What is required
Set the listing down unchanged, minus every embedded image.

Records provided
▬▬▬
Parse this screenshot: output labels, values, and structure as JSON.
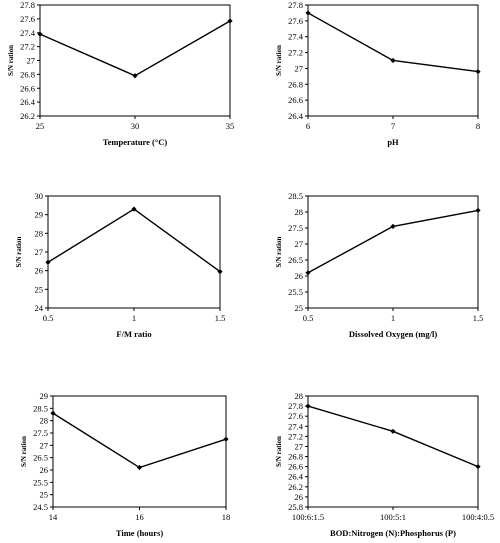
{
  "chart_data": [
    {
      "type": "line",
      "xlabel": "Temperature (°C)",
      "ylabel": "S/N ration",
      "x": [
        25,
        30,
        35
      ],
      "xticks": [
        "25",
        "30",
        "35"
      ],
      "series": [
        {
          "values": [
            27.38,
            26.78,
            27.57
          ]
        }
      ],
      "ylim": [
        26.2,
        27.8
      ],
      "yticks": [
        "26.2",
        "26.4",
        "26.6",
        "26.8",
        "27",
        "27.2",
        "27.4",
        "27.6",
        "27.8"
      ],
      "grid": false
    },
    {
      "type": "line",
      "xlabel": "pH",
      "ylabel": "S/N ration",
      "x": [
        6,
        7,
        8
      ],
      "xticks": [
        "6",
        "7",
        "8"
      ],
      "series": [
        {
          "values": [
            27.7,
            27.1,
            26.96
          ]
        }
      ],
      "ylim": [
        26.4,
        27.8
      ],
      "yticks": [
        "26.4",
        "26.6",
        "26.8",
        "27",
        "27.2",
        "27.4",
        "27.6",
        "27.8"
      ],
      "grid": false
    },
    {
      "type": "line",
      "xlabel": "F/M ratio",
      "ylabel": "S/N ration",
      "x": [
        0.5,
        1,
        1.5
      ],
      "xticks": [
        "0.5",
        "1",
        "1.5"
      ],
      "series": [
        {
          "values": [
            26.45,
            29.3,
            25.95
          ]
        }
      ],
      "ylim": [
        24,
        30
      ],
      "yticks": [
        "24",
        "25",
        "26",
        "27",
        "28",
        "29",
        "30"
      ],
      "grid": false
    },
    {
      "type": "line",
      "xlabel": "Dissolved Oxygen (mg/l)",
      "ylabel": "S/N ration",
      "x": [
        0.5,
        1,
        1.5
      ],
      "xticks": [
        "0.5",
        "1",
        "1.5"
      ],
      "series": [
        {
          "values": [
            26.1,
            27.55,
            28.05
          ]
        }
      ],
      "ylim": [
        25,
        28.5
      ],
      "yticks": [
        "25",
        "25.5",
        "26",
        "26.5",
        "27",
        "27.5",
        "28",
        "28.5"
      ],
      "grid": false
    },
    {
      "type": "line",
      "xlabel": "Time (hours)",
      "ylabel": "S/N ration",
      "x": [
        14,
        16,
        18
      ],
      "xticks": [
        "14",
        "16",
        "18"
      ],
      "series": [
        {
          "values": [
            28.3,
            26.1,
            27.25
          ]
        }
      ],
      "ylim": [
        24.5,
        29
      ],
      "yticks": [
        "24.5",
        "25",
        "25.5",
        "26",
        "26.5",
        "27",
        "27.5",
        "28",
        "28.5",
        "29"
      ],
      "grid": false
    },
    {
      "type": "line",
      "xlabel": "BOD:Nitrogen (N):Phosphorus (P)",
      "ylabel": "S/N ration",
      "categories": [
        "100:6:1.5",
        "100:5:1",
        "100:4:0.5"
      ],
      "xticks": [
        "100:6:1.5",
        "100:5:1",
        "100:4:0.5"
      ],
      "series": [
        {
          "values": [
            27.8,
            27.3,
            26.6
          ]
        }
      ],
      "ylim": [
        25.8,
        28
      ],
      "yticks": [
        "25.8",
        "26",
        "26.2",
        "26.4",
        "26.6",
        "26.8",
        "27",
        "27.2",
        "27.4",
        "27.6",
        "27.8",
        "28"
      ],
      "grid": false
    }
  ]
}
▬▬▬
Output for this exercise
Parse this screenshot: output labels, values, and structure as JSON.
{
  "chart_data": [
    {
      "type": "line",
      "xlabel": "Temperature (°C)",
      "ylabel": "S/N ration",
      "x": [
        25,
        30,
        35
      ],
      "xticks": [
        "25",
        "30",
        "35"
      ],
      "series": [
        {
          "values": [
            27.38,
            26.78,
            27.57
          ]
        }
      ],
      "ylim": [
        26.2,
        27.8
      ],
      "yticks": [
        "26.2",
        "26.4",
        "26.6",
        "26.8",
        "27",
        "27.2",
        "27.4",
        "27.6",
        "27.8"
      ],
      "grid": false
    },
    {
      "type": "line",
      "xlabel": "pH",
      "ylabel": "S/N ration",
      "x": [
        6,
        7,
        8
      ],
      "xticks": [
        "6",
        "7",
        "8"
      ],
      "series": [
        {
          "values": [
            27.7,
            27.1,
            26.96
          ]
        }
      ],
      "ylim": [
        26.4,
        27.8
      ],
      "yticks": [
        "26.4",
        "26.6",
        "26.8",
        "27",
        "27.2",
        "27.4",
        "27.6",
        "27.8"
      ],
      "grid": false
    },
    {
      "type": "line",
      "xlabel": "F/M ratio",
      "ylabel": "S/N ration",
      "x": [
        0.5,
        1,
        1.5
      ],
      "xticks": [
        "0.5",
        "1",
        "1.5"
      ],
      "series": [
        {
          "values": [
            26.45,
            29.3,
            25.95
          ]
        }
      ],
      "ylim": [
        24,
        30
      ],
      "yticks": [
        "24",
        "25",
        "26",
        "27",
        "28",
        "29",
        "30"
      ],
      "grid": false
    },
    {
      "type": "line",
      "xlabel": "Dissolved Oxygen (mg/l)",
      "ylabel": "S/N ration",
      "x": [
        0.5,
        1,
        1.5
      ],
      "xticks": [
        "0.5",
        "1",
        "1.5"
      ],
      "series": [
        {
          "values": [
            26.1,
            27.55,
            28.05
          ]
        }
      ],
      "ylim": [
        25,
        28.5
      ],
      "yticks": [
        "25",
        "25.5",
        "26",
        "26.5",
        "27",
        "27.5",
        "28",
        "28.5"
      ],
      "grid": false
    },
    {
      "type": "line",
      "xlabel": "Time (hours)",
      "ylabel": "S/N ration",
      "x": [
        14,
        16,
        18
      ],
      "xticks": [
        "14",
        "16",
        "18"
      ],
      "series": [
        {
          "values": [
            28.3,
            26.1,
            27.25
          ]
        }
      ],
      "ylim": [
        24.5,
        29
      ],
      "yticks": [
        "24.5",
        "25",
        "25.5",
        "26",
        "26.5",
        "27",
        "27.5",
        "28",
        "28.5",
        "29"
      ],
      "grid": false
    },
    {
      "type": "line",
      "xlabel": "BOD:Nitrogen (N):Phosphorus (P)",
      "ylabel": "S/N ration",
      "categories": [
        "100:6:1.5",
        "100:5:1",
        "100:4:0.5"
      ],
      "xticks": [
        "100:6:1.5",
        "100:5:1",
        "100:4:0.5"
      ],
      "series": [
        {
          "values": [
            27.8,
            27.3,
            26.6
          ]
        }
      ],
      "ylim": [
        25.8,
        28
      ],
      "yticks": [
        "25.8",
        "26",
        "26.2",
        "26.4",
        "26.6",
        "26.8",
        "27",
        "27.2",
        "27.4",
        "27.6",
        "27.8",
        "28"
      ],
      "grid": false
    }
  ]
}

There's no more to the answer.